◆ **Input**
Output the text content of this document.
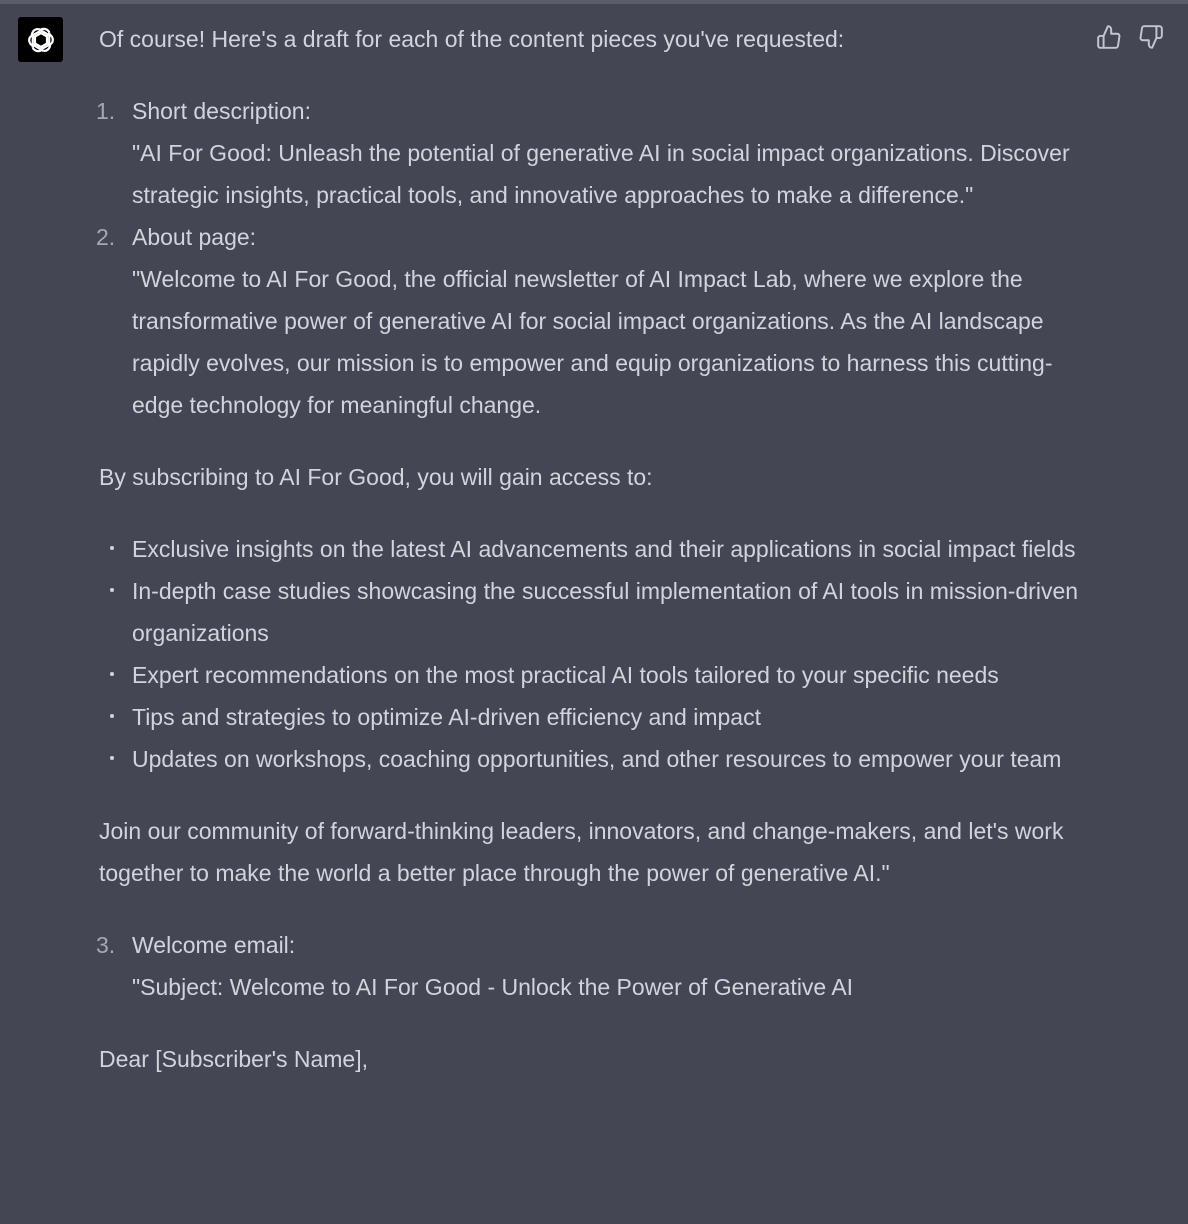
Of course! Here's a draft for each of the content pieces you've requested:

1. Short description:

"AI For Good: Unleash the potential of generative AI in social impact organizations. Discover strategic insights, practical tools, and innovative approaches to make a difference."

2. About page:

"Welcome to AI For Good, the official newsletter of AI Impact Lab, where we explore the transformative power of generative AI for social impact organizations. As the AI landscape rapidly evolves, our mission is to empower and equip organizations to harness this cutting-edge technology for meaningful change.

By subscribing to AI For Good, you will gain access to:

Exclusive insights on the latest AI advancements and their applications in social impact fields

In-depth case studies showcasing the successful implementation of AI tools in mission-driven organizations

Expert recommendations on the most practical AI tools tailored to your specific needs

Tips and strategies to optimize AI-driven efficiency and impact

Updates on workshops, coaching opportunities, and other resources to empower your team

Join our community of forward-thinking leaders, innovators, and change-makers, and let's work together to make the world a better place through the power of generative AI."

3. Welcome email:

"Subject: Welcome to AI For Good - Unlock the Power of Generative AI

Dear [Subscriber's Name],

◆ **Given instruction**
Using the records above, pull out each line where the word "make" occurs.

◆ **Full response**
"AI For Good: Unleash the potential of generative AI in social impact organizations. Discover strategic insights, practical tools, and innovative approaches to make a difference."
Join our community of forward-thinking leaders, innovators, and change-makers, and let's work together to make the world a better place through the power of generative AI."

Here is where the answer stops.